*Exercise requirements*: Tell how many lines in the data below include the word "body". The answer is the number only.

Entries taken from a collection
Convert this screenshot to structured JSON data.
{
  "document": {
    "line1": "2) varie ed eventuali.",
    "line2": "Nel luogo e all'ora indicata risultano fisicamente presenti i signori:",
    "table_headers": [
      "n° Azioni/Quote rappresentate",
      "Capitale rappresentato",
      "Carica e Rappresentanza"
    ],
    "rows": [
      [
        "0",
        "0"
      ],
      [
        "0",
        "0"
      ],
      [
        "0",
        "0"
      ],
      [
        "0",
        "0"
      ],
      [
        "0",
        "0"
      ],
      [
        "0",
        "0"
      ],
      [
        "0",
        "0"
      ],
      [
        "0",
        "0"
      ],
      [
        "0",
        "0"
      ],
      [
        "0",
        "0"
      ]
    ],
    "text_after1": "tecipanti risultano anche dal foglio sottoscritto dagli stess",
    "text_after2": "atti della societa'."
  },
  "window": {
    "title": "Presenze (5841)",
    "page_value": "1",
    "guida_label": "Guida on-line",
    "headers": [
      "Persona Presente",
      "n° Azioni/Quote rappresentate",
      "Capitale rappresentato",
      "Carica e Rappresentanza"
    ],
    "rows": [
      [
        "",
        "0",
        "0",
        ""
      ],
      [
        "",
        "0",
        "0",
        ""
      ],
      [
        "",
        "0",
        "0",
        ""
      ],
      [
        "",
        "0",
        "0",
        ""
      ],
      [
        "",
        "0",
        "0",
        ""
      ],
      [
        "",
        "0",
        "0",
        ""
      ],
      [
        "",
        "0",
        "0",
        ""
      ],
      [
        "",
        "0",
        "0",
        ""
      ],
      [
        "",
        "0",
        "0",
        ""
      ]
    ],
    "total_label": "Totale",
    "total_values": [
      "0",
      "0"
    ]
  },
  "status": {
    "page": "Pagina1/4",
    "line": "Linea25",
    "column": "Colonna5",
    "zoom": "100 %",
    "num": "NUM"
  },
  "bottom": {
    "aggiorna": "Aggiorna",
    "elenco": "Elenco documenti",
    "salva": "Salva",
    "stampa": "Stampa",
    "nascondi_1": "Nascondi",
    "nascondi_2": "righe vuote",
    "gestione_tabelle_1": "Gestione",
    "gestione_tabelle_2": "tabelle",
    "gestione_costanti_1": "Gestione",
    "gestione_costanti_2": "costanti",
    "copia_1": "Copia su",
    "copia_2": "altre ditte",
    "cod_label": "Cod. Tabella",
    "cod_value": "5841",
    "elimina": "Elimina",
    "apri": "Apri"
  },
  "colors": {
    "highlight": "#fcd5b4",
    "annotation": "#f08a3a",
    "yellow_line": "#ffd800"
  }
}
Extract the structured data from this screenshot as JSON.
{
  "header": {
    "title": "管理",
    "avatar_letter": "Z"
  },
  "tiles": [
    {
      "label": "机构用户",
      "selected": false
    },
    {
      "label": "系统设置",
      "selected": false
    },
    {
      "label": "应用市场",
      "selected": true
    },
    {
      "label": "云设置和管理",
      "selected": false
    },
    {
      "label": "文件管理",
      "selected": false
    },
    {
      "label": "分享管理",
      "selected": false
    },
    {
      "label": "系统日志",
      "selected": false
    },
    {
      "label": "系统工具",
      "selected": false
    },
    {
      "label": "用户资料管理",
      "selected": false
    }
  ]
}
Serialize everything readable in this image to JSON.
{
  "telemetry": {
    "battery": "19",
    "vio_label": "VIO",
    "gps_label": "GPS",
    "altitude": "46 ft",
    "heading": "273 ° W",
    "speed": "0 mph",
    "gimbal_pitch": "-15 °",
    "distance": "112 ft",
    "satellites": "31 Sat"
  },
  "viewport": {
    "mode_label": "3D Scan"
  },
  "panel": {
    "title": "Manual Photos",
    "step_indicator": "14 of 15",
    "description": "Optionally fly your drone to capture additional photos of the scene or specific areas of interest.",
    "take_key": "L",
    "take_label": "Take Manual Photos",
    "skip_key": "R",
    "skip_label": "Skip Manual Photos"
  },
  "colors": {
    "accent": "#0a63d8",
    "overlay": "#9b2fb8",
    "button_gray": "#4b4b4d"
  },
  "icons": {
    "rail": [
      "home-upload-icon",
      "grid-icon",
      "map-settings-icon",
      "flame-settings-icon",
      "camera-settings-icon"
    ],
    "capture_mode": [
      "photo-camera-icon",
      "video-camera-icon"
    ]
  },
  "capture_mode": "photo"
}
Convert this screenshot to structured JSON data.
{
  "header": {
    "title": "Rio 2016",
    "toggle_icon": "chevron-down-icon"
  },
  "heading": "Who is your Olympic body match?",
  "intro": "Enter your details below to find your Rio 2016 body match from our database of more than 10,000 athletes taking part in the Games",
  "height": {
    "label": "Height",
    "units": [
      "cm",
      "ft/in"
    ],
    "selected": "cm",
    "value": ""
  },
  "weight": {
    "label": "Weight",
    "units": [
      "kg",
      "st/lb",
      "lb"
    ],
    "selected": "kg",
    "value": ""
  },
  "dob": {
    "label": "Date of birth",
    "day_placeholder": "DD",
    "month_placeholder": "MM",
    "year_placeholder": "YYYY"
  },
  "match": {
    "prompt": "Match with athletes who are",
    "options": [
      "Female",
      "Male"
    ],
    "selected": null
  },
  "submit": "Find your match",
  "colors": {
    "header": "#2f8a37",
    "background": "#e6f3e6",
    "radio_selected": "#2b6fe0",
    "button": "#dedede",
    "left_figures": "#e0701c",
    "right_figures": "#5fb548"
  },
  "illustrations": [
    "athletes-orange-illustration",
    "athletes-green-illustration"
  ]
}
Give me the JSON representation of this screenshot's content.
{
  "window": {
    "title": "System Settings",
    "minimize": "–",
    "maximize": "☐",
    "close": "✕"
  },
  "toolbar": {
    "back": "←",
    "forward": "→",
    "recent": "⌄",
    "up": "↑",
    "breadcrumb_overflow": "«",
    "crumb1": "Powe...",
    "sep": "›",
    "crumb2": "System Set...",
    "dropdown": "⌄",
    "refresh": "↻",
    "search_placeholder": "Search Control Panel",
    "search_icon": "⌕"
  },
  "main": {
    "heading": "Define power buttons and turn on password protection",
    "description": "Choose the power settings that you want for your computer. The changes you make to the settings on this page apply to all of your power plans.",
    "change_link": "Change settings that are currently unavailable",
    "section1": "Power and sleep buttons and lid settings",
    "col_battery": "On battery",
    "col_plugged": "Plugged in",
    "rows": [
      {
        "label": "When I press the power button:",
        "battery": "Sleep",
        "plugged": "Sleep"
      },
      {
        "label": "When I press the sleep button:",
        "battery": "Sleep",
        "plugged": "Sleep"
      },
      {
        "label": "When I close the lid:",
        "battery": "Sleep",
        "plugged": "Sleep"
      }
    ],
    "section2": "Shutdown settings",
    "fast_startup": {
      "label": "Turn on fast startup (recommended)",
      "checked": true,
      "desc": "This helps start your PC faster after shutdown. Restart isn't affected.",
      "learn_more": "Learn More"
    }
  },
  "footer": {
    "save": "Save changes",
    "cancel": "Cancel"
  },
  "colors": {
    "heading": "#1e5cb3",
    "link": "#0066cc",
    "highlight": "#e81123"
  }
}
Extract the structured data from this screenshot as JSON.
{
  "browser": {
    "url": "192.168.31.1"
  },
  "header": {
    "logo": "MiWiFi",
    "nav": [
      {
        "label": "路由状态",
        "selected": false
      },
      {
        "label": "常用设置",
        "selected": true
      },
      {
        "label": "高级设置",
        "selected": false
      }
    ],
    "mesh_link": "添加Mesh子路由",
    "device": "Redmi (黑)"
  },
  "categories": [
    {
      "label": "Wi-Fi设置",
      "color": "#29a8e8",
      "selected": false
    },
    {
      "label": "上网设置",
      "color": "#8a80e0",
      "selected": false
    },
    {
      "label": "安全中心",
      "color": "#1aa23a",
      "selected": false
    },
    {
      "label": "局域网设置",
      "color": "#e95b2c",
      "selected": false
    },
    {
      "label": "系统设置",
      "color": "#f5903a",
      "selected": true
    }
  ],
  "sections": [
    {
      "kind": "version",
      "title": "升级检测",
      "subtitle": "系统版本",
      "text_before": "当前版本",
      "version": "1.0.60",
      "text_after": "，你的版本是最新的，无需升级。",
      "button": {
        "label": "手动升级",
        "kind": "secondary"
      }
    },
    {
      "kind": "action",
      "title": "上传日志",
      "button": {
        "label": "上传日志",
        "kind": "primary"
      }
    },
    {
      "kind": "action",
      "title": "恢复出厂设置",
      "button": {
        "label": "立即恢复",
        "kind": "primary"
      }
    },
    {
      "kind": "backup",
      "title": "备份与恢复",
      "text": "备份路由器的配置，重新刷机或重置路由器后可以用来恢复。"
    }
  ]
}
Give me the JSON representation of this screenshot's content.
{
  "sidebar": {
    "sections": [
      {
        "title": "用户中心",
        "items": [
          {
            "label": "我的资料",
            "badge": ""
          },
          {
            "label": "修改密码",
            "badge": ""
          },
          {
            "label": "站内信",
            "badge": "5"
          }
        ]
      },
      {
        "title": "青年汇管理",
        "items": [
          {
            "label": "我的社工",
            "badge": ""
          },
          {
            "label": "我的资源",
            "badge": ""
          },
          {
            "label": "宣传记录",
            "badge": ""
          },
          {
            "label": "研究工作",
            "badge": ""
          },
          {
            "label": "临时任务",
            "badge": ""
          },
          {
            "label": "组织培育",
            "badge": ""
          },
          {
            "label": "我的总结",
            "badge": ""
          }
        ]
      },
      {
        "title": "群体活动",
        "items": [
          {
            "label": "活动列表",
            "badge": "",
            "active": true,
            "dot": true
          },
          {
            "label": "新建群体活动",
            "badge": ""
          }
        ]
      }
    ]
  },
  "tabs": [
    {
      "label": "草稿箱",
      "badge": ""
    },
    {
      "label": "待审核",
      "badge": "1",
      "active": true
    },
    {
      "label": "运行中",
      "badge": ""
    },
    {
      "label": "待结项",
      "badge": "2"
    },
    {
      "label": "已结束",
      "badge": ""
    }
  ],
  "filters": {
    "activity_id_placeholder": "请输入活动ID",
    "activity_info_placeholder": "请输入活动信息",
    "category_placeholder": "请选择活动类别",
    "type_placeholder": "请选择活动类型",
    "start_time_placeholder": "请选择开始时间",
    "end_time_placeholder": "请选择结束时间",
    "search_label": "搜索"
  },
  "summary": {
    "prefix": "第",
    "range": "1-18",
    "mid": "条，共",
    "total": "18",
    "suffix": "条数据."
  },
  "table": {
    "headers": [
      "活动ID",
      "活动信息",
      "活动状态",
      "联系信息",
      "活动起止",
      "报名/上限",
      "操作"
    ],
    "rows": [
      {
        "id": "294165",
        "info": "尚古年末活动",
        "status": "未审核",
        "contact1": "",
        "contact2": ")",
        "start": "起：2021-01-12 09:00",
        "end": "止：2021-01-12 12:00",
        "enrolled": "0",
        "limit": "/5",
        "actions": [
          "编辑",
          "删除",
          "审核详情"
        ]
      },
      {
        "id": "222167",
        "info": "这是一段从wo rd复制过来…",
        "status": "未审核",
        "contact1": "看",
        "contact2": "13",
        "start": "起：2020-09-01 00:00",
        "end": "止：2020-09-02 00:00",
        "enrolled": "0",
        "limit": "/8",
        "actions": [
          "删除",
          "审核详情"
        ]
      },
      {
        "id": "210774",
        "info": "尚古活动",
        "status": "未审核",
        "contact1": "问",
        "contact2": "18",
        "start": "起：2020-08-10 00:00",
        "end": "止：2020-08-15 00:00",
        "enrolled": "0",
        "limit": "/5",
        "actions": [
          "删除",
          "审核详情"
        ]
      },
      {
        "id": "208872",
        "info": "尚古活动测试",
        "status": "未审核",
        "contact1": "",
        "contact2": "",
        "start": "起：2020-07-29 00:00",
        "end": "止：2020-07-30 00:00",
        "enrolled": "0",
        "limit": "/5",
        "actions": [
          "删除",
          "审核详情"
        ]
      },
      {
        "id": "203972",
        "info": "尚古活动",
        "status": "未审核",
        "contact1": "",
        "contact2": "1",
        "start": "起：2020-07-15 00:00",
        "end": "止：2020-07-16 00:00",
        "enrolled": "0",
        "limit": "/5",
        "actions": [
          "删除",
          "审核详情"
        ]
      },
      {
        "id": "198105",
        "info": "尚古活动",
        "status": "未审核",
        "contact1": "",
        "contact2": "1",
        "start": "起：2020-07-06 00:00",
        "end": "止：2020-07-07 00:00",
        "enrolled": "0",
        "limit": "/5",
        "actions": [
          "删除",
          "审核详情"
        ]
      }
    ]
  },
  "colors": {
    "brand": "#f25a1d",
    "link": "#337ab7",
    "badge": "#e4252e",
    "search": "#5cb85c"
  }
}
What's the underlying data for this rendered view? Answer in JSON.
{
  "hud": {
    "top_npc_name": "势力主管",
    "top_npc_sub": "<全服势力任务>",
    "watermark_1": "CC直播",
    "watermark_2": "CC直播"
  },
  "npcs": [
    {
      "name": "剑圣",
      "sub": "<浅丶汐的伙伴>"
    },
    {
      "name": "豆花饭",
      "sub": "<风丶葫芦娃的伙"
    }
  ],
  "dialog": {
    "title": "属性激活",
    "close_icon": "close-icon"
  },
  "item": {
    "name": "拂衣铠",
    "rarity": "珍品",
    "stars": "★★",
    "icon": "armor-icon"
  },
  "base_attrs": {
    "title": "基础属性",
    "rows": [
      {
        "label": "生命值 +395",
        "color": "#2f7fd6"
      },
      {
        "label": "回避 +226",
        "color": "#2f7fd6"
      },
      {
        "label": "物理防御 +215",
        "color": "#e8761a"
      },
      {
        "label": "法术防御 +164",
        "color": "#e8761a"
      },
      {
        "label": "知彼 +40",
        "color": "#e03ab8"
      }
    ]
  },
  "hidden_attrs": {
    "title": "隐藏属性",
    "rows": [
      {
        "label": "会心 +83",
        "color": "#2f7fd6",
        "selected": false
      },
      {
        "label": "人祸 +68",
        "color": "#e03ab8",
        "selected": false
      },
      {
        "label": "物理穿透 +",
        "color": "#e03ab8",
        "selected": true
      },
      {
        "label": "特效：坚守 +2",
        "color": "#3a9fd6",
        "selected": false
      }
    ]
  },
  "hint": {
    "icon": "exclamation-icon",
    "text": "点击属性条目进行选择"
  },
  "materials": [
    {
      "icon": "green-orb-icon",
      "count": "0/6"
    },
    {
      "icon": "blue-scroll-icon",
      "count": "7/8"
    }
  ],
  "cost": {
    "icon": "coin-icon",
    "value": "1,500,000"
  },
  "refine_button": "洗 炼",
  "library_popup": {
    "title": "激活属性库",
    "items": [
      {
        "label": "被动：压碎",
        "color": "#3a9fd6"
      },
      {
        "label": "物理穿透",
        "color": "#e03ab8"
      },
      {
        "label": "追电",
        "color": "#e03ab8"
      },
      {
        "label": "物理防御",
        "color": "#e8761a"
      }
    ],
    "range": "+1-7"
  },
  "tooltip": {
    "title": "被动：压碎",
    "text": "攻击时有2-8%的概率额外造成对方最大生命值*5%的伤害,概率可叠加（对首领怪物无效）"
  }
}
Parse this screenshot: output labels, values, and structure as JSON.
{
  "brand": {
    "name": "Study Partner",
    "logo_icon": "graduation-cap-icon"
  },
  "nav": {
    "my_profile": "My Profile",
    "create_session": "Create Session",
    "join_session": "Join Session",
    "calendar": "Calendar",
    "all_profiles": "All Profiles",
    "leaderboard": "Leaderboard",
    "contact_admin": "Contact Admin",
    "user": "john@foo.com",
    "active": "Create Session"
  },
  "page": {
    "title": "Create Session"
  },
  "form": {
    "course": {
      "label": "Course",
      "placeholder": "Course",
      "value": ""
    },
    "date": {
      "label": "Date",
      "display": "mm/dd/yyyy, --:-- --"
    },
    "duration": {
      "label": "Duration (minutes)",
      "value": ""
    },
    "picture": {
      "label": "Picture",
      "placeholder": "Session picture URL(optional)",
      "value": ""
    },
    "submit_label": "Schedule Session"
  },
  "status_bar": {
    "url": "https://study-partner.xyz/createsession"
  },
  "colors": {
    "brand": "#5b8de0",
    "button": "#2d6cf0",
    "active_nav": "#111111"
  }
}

*Full solution*: 2